**What to produce**:
Give a verbatim copy of the lines below, minus the pictures.

**Supplied data**:
* Start *
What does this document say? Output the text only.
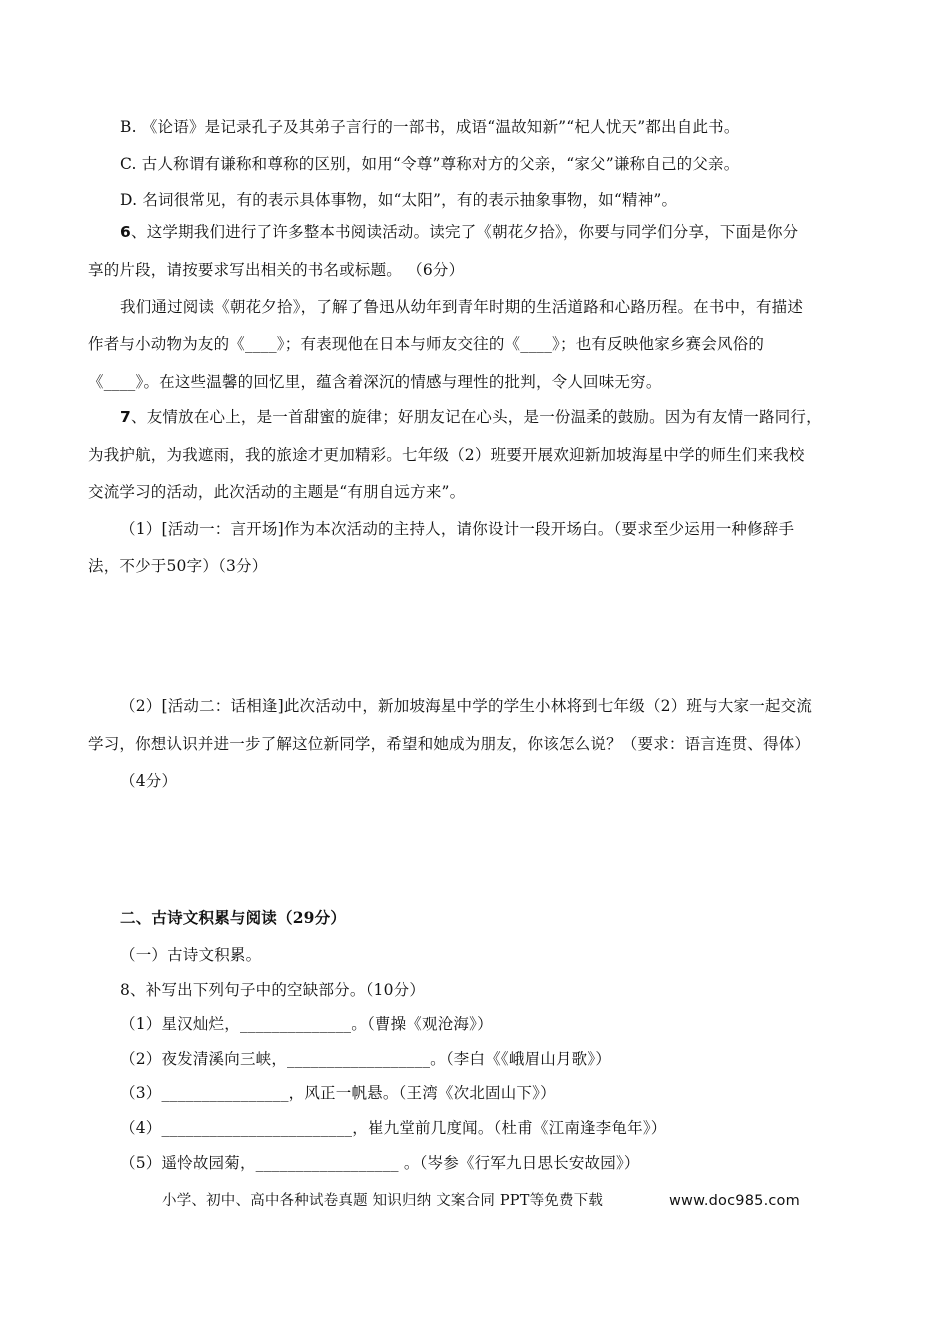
B. 《论语》是记录孔子及其弟子言行的一部书，成语“温故知新”“杞人忧天”都出自此书。
C. 古人称谓有谦称和尊称的区别，如用“令尊”尊称对方的父亲，“家父”谦称自己的父亲。
D. 名词很常见，有的表示具体事物，如“太阳”，有的表示抽象事物，如“精神”。
6、这学期我们进行了许多整本书阅读活动。读完了《朝花夕拾》，你要与同学们分享，下面是你分
享的片段，请按要求写出相关的书名或标题。 （6分）
我们通过阅读《朝花夕拾》，了解了鲁迅从幼年到青年时期的生活道路和心路历程。在书中，有描述
作者与小动物为友的《____》；有表现他在日本与师友交往的《____》；也有反映他家乡赛会风俗的
《____》。在这些温馨的回忆里，蕴含着深沉的情感与理性的批判，令人回味无穷。
7、友情放在心上，是一首甜蜜的旋律；好朋友记在心头，是一份温柔的鼓励。因为有友情一路同行，
为我护航，为我遮雨，我的旅途才更加精彩。七年级（2）班要开展欢迎新加坡海星中学的师生们来我校
交流学习的活动，此次活动的主题是“有朋自远方来”。
（1）[活动一：言开场]作为本次活动的主持人，请你设计一段开场白。（要求至少运用一种修辞手
法，不少于50字）（3分）
（2）[活动二：话相逢]此次活动中，新加坡海星中学的学生小林将到七年级（2）班与大家一起交流
学习，你想认识并进一步了解这位新同学，希望和她成为朋友，你该怎么说？（要求：语言连贯、得体）
（4分）
二、古诗文积累与阅读（29分）
（一）古诗文积累。
8、补写出下列句子中的空缺部分。（10分）
（1）星汉灿烂，______________。（曹操《观沧海》）
（2）夜发清溪向三峡，__________________。（李白《《峨眉山月歌》）
（3）________________，风正一帆悬。（王湾《次北固山下》）
（4）________________________，崔九堂前几度闻。（杜甫《江南逢李龟年》）
（5）遥怜故园菊，__________________ 。（岑参《行军九日思长安故园》）
小学、初中、高中各种试卷真题 知识归纳 文案合同 PPT等免费下载	www.doc985.com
* End *
**Reply to the exercise**:
What does this document say? Output the text only.
B. 《论语》是记录孔子及其弟子言行的一部书，成语“温故知新”“杞人忧天”都出自此书。
C. 古人称谓有谦称和尊称的区别，如用“令尊”尊称对方的父亲，“家父”谦称自己的父亲。
D. 名词很常见，有的表示具体事物，如“太阳”，有的表示抽象事物，如“精神”。
6、这学期我们进行了许多整本书阅读活动。读完了《朝花夕拾》，你要与同学们分享，下面是你分
享的片段，请按要求写出相关的书名或标题。 （6分）
我们通过阅读《朝花夕拾》，了解了鲁迅从幼年到青年时期的生活道路和心路历程。在书中，有描述
作者与小动物为友的《____》；有表现他在日本与师友交往的《____》；也有反映他家乡赛会风俗的
《____》。在这些温馨的回忆里，蕴含着深沉的情感与理性的批判，令人回味无穷。
7、友情放在心上，是一首甜蜜的旋律；好朋友记在心头，是一份温柔的鼓励。因为有友情一路同行，
为我护航，为我遮雨，我的旅途才更加精彩。七年级（2）班要开展欢迎新加坡海星中学的师生们来我校
交流学习的活动，此次活动的主题是“有朋自远方来”。
（1）[活动一：言开场]作为本次活动的主持人，请你设计一段开场白。（要求至少运用一种修辞手
法，不少于50字）（3分）
（2）[活动二：话相逢]此次活动中，新加坡海星中学的学生小林将到七年级（2）班与大家一起交流
学习，你想认识并进一步了解这位新同学，希望和她成为朋友，你该怎么说？（要求：语言连贯、得体）
（4分）
二、古诗文积累与阅读（29分）
（一）古诗文积累。
8、补写出下列句子中的空缺部分。（10分）
（1）星汉灿烂，______________。（曹操《观沧海》）
（2）夜发清溪向三峡，__________________。（李白《《峨眉山月歌》）
（3）________________，风正一帆悬。（王湾《次北固山下》）
（4）________________________，崔九堂前几度闻。（杜甫《江南逢李龟年》）
（5）遥怜故园菊，__________________ 。（岑参《行军九日思长安故园》）
小学、初中、高中各种试卷真题 知识归纳 文案合同 PPT等免费下载	www.doc985.com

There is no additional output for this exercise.